::: DATASET ROWS :::
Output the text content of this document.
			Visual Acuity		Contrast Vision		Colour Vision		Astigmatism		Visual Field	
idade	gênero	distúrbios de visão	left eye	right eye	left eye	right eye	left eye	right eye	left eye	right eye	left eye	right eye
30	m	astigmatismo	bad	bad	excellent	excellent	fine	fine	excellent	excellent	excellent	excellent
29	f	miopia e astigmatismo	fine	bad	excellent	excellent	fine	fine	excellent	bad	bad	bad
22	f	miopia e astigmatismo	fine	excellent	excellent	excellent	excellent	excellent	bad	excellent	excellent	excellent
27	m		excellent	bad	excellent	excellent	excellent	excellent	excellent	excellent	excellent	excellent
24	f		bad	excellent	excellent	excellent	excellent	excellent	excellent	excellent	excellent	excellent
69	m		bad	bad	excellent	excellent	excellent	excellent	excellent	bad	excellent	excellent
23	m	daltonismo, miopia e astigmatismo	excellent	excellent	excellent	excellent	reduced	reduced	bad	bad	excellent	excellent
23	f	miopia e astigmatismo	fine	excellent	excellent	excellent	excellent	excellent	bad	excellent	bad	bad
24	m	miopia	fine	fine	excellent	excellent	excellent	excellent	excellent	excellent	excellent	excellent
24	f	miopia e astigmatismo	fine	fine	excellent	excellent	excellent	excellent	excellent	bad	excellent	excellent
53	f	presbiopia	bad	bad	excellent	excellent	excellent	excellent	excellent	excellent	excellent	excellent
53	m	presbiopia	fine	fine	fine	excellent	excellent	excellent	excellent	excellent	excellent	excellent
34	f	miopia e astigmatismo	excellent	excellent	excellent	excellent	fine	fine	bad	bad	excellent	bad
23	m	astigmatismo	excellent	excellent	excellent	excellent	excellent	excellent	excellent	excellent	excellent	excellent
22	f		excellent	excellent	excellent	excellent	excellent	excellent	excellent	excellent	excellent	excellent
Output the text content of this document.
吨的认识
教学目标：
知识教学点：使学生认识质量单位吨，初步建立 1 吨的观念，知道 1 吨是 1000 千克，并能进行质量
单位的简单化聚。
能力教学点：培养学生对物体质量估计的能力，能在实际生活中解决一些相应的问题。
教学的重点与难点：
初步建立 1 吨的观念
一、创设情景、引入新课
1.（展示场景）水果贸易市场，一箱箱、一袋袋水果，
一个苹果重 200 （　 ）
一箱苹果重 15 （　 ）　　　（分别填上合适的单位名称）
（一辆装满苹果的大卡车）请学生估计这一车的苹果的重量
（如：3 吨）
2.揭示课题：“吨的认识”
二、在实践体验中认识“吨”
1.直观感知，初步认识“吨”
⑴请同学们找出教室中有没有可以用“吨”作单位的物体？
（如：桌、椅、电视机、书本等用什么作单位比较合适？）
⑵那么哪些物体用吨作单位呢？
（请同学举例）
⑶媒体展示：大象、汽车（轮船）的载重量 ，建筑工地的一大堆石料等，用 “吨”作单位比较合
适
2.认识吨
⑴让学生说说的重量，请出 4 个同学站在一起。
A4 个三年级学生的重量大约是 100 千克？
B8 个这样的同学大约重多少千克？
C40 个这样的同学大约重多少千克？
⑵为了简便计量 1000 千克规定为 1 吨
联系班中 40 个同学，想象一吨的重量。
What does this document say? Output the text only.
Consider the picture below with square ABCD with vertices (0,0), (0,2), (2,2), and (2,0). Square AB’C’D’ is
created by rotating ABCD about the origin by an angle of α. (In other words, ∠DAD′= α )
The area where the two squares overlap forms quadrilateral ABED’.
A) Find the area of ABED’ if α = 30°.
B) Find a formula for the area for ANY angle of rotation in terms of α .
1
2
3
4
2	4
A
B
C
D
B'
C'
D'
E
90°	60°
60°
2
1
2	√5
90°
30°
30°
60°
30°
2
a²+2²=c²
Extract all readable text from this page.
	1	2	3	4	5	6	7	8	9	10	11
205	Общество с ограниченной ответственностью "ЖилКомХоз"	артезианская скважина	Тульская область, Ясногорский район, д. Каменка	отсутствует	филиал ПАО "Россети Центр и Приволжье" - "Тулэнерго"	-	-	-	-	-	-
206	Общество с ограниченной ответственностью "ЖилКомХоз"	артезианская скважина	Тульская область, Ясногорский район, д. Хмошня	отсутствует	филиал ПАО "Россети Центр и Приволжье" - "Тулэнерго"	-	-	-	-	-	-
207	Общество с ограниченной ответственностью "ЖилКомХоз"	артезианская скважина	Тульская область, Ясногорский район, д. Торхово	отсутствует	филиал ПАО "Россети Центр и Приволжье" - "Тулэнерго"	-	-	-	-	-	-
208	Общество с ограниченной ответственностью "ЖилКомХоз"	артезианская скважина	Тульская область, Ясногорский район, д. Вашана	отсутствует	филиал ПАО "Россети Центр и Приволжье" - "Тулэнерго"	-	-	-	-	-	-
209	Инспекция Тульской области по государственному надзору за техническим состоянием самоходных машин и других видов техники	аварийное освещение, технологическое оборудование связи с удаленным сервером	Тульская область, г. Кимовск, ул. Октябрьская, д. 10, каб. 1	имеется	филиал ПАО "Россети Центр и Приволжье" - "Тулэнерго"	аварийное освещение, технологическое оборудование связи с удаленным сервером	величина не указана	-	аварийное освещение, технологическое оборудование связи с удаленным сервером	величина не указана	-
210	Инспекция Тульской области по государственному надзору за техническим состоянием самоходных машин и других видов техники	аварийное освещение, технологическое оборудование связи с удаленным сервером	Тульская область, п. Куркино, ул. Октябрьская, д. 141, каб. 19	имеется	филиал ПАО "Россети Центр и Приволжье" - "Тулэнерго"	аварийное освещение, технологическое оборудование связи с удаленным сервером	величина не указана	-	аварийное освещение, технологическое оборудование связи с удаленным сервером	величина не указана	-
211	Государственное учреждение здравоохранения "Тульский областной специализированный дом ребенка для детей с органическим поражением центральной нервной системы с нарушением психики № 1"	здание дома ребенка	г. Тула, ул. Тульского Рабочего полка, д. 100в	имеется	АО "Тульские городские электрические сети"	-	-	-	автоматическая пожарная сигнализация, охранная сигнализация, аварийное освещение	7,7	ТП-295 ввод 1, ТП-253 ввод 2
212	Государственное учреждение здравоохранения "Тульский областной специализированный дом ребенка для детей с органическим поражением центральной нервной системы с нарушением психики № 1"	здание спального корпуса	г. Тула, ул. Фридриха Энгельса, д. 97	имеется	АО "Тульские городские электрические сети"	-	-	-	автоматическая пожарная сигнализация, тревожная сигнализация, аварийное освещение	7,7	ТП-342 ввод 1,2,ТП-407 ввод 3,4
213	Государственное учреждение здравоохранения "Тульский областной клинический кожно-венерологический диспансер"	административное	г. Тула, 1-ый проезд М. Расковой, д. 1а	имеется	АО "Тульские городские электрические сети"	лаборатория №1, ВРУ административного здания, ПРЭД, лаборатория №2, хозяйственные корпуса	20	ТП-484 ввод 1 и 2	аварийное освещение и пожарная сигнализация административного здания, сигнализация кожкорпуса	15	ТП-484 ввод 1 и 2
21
:::
Set down all of the records shown above once more, exactly.

● THE RESPONSE:
Output the text content of this document.
			Visual Acuity		Contrast Vision		Colour Vision		Astigmatism		Visual Field	
idade	gênero	distúrbios de visão	left eye	right eye	left eye	right eye	left eye	right eye	left eye	right eye	left eye	right eye
30	m	astigmatismo	bad	bad	excellent	excellent	fine	fine	excellent	excellent	excellent	excellent
29	f	miopia e astigmatismo	fine	bad	excellent	excellent	fine	fine	excellent	bad	bad	bad
22	f	miopia e astigmatismo	fine	excellent	excellent	excellent	excellent	excellent	bad	excellent	excellent	excellent
27	m		excellent	bad	excellent	excellent	excellent	excellent	excellent	excellent	excellent	excellent
24	f		bad	excellent	excellent	excellent	excellent	excellent	excellent	excellent	excellent	excellent
69	m		bad	bad	excellent	excellent	excellent	excellent	excellent	bad	excellent	excellent
23	m	daltonismo, miopia e astigmatismo	excellent	excellent	excellent	excellent	reduced	reduced	bad	bad	excellent	excellent
23	f	miopia e astigmatismo	fine	excellent	excellent	excellent	excellent	excellent	bad	excellent	bad	bad
24	m	miopia	fine	fine	excellent	excellent	excellent	excellent	excellent	excellent	excellent	excellent
24	f	miopia e astigmatismo	fine	fine	excellent	excellent	excellent	excellent	excellent	bad	excellent	excellent
53	f	presbiopia	bad	bad	excellent	excellent	excellent	excellent	excellent	excellent	excellent	excellent
53	m	presbiopia	fine	fine	fine	excellent	excellent	excellent	excellent	excellent	excellent	excellent
34	f	miopia e astigmatismo	excellent	excellent	excellent	excellent	fine	fine	bad	bad	excellent	bad
23	m	astigmatismo	excellent	excellent	excellent	excellent	excellent	excellent	excellent	excellent	excellent	excellent
22	f		excellent	excellent	excellent	excellent	excellent	excellent	excellent	excellent	excellent	excellent
Output the text content of this document.
吨的认识
教学目标：
知识教学点：使学生认识质量单位吨，初步建立 1 吨的观念，知道 1 吨是 1000 千克，并能进行质量
单位的简单化聚。
能力教学点：培养学生对物体质量估计的能力，能在实际生活中解决一些相应的问题。
教学的重点与难点：
初步建立 1 吨的观念
一、创设情景、引入新课
1.（展示场景）水果贸易市场，一箱箱、一袋袋水果，
一个苹果重 200 （　 ）
一箱苹果重 15 （　 ）　　　（分别填上合适的单位名称）
（一辆装满苹果的大卡车）请学生估计这一车的苹果的重量
（如：3 吨）
2.揭示课题：“吨的认识”
二、在实践体验中认识“吨”
1.直观感知，初步认识“吨”
⑴请同学们找出教室中有没有可以用“吨”作单位的物体？
（如：桌、椅、电视机、书本等用什么作单位比较合适？）
⑵那么哪些物体用吨作单位呢？
（请同学举例）
⑶媒体展示：大象、汽车（轮船）的载重量 ，建筑工地的一大堆石料等，用 “吨”作单位比较合
适
2.认识吨
⑴让学生说说的重量，请出 4 个同学站在一起。
A4 个三年级学生的重量大约是 100 千克？
B8 个这样的同学大约重多少千克？
C40 个这样的同学大约重多少千克？
⑵为了简便计量 1000 千克规定为 1 吨
联系班中 40 个同学，想象一吨的重量。
What does this document say? Output the text only.
Consider the picture below with square ABCD with vertices (0,0), (0,2), (2,2), and (2,0). Square AB’C’D’ is
created by rotating ABCD about the origin by an angle of α. (In other words, ∠DAD′= α )
The area where the two squares overlap forms quadrilateral ABED’.
A) Find the area of ABED’ if α = 30°.
B) Find a formula for the area for ANY angle of rotation in terms of α .
1
2
3
4
2	4
A
B
C
D
B'
C'
D'
E
90°	60°
60°
2
1
2	√5
90°
30°
30°
60°
30°
2
a²+2²=c²
Extract all readable text from this page.
	1	2	3	4	5	6	7	8	9	10	11
205	Общество с ограниченной ответственностью "ЖилКомХоз"	артезианская скважина	Тульская область, Ясногорский район, д. Каменка	отсутствует	филиал ПАО "Россети Центр и Приволжье" - "Тулэнерго"	-	-	-	-	-	-
206	Общество с ограниченной ответственностью "ЖилКомХоз"	артезианская скважина	Тульская область, Ясногорский район, д. Хмошня	отсутствует	филиал ПАО "Россети Центр и Приволжье" - "Тулэнерго"	-	-	-	-	-	-
207	Общество с ограниченной ответственностью "ЖилКомХоз"	артезианская скважина	Тульская область, Ясногорский район, д. Торхово	отсутствует	филиал ПАО "Россети Центр и Приволжье" - "Тулэнерго"	-	-	-	-	-	-
208	Общество с ограниченной ответственностью "ЖилКомХоз"	артезианская скважина	Тульская область, Ясногорский район, д. Вашана	отсутствует	филиал ПАО "Россети Центр и Приволжье" - "Тулэнерго"	-	-	-	-	-	-
209	Инспекция Тульской области по государственному надзору за техническим состоянием самоходных машин и других видов техники	аварийное освещение, технологическое оборудование связи с удаленным сервером	Тульская область, г. Кимовск, ул. Октябрьская, д. 10, каб. 1	имеется	филиал ПАО "Россети Центр и Приволжье" - "Тулэнерго"	аварийное освещение, технологическое оборудование связи с удаленным сервером	величина не указана	-	аварийное освещение, технологическое оборудование связи с удаленным сервером	величина не указана	-
210	Инспекция Тульской области по государственному надзору за техническим состоянием самоходных машин и других видов техники	аварийное освещение, технологическое оборудование связи с удаленным сервером	Тульская область, п. Куркино, ул. Октябрьская, д. 141, каб. 19	имеется	филиал ПАО "Россети Центр и Приволжье" - "Тулэнерго"	аварийное освещение, технологическое оборудование связи с удаленным сервером	величина не указана	-	аварийное освещение, технологическое оборудование связи с удаленным сервером	величина не указана	-
211	Государственное учреждение здравоохранения "Тульский областной специализированный дом ребенка для детей с органическим поражением центральной нервной системы с нарушением психики № 1"	здание дома ребенка	г. Тула, ул. Тульского Рабочего полка, д. 100в	имеется	АО "Тульские городские электрические сети"	-	-	-	автоматическая пожарная сигнализация, охранная сигнализация, аварийное освещение	7,7	ТП-295 ввод 1, ТП-253 ввод 2
212	Государственное учреждение здравоохранения "Тульский областной специализированный дом ребенка для детей с органическим поражением центральной нервной системы с нарушением психики № 1"	здание спального корпуса	г. Тула, ул. Фридриха Энгельса, д. 97	имеется	АО "Тульские городские электрические сети"	-	-	-	автоматическая пожарная сигнализация, тревожная сигнализация, аварийное освещение	7,7	ТП-342 ввод 1,2,ТП-407 ввод 3,4
213	Государственное учреждение здравоохранения "Тульский областной клинический кожно-венерологический диспансер"	административное	г. Тула, 1-ый проезд М. Расковой, д. 1а	имеется	АО "Тульские городские электрические сети"	лаборатория №1, ВРУ административного здания, ПРЭД, лаборатория №2, хозяйственные корпуса	20	ТП-484 ввод 1 и 2	аварийное освещение и пожарная сигнализация административного здания, сигнализация кожкорпуса	15	ТП-484 ввод 1 и 2
21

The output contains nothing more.